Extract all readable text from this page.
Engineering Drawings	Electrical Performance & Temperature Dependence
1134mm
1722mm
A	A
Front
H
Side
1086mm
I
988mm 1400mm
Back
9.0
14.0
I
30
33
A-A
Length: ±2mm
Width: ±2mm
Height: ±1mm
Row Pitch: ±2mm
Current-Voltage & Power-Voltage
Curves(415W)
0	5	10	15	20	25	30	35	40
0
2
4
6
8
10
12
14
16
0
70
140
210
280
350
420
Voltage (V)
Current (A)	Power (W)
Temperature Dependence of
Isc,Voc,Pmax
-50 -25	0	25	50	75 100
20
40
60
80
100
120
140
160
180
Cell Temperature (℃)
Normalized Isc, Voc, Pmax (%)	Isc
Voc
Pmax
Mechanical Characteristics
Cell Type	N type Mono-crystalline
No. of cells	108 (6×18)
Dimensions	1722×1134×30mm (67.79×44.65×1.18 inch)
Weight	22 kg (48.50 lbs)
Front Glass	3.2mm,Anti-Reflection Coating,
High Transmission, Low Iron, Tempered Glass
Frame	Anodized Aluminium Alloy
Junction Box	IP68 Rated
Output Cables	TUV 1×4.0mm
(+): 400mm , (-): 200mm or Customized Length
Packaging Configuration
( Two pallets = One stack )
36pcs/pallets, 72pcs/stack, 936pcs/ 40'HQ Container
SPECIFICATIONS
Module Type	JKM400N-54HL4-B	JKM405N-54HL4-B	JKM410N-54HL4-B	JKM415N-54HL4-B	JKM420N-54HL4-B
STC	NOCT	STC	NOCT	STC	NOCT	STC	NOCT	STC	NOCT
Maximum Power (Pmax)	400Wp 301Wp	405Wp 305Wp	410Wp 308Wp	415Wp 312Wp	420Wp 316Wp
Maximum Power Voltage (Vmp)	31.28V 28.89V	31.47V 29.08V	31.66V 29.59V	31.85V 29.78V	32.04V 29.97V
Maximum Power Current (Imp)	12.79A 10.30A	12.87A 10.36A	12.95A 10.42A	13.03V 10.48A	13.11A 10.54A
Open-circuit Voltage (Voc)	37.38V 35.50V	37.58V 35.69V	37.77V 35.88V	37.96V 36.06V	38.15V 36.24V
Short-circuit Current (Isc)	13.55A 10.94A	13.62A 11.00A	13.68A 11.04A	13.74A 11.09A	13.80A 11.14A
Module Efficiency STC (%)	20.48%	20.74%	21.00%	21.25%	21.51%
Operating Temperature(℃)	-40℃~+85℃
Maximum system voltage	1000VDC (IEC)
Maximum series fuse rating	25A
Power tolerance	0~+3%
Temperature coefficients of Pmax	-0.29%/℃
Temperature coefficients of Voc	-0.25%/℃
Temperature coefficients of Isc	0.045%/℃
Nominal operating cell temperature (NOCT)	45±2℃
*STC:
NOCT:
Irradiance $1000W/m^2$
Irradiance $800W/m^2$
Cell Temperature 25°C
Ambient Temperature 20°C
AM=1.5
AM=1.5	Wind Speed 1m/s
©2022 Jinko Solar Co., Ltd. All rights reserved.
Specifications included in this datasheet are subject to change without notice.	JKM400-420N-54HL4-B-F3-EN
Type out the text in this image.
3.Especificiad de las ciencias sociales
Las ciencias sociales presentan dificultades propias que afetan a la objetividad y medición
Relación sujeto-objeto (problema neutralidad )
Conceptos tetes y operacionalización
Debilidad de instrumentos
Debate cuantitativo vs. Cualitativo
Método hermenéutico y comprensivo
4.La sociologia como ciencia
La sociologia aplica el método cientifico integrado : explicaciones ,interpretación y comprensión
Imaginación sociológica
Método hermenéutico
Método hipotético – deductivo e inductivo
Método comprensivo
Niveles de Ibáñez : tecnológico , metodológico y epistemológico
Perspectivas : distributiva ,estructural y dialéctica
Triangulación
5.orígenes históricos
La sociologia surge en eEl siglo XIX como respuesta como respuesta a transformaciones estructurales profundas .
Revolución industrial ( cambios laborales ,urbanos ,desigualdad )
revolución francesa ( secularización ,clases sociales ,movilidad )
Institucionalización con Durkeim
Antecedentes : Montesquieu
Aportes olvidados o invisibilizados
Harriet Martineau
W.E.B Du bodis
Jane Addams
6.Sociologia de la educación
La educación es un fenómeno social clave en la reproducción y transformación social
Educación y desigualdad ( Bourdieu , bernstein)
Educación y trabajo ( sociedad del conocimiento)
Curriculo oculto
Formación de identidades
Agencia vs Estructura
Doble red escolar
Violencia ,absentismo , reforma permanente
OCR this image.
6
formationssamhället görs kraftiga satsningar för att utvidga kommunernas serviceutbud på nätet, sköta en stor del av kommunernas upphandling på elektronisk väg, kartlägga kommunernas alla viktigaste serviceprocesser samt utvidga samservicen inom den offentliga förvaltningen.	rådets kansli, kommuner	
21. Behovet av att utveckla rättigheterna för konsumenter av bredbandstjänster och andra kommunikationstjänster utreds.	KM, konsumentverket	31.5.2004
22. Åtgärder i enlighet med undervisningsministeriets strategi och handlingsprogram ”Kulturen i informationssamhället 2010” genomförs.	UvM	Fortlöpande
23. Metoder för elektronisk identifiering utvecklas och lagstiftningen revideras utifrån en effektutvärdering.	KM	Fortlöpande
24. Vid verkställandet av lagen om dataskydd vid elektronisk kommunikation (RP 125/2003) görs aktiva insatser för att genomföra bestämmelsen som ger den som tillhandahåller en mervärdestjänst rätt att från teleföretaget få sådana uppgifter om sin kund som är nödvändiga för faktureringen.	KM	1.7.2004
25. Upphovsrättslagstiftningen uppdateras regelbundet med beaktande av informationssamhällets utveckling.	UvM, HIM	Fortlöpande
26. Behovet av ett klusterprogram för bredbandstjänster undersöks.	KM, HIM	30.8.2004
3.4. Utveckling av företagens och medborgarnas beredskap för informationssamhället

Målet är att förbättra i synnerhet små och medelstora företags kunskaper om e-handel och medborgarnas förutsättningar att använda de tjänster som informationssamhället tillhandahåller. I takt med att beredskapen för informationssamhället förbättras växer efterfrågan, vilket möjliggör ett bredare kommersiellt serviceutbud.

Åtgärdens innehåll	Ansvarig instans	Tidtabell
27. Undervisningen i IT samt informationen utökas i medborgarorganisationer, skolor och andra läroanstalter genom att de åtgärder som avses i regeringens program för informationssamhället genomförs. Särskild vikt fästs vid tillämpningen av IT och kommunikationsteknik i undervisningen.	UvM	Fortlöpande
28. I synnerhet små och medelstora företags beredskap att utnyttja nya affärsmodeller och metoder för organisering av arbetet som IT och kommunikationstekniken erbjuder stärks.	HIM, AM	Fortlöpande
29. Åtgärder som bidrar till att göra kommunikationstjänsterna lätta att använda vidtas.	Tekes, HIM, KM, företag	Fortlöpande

####################

### Required action
Scan the data above for the word "coefficients" and report every line where it is found.

### Answer to this exercise
Temperature coefficients of Pmax	-0.29%/℃
Temperature coefficients of Voc	-0.25%/℃
Temperature coefficients of Isc	0.045%/℃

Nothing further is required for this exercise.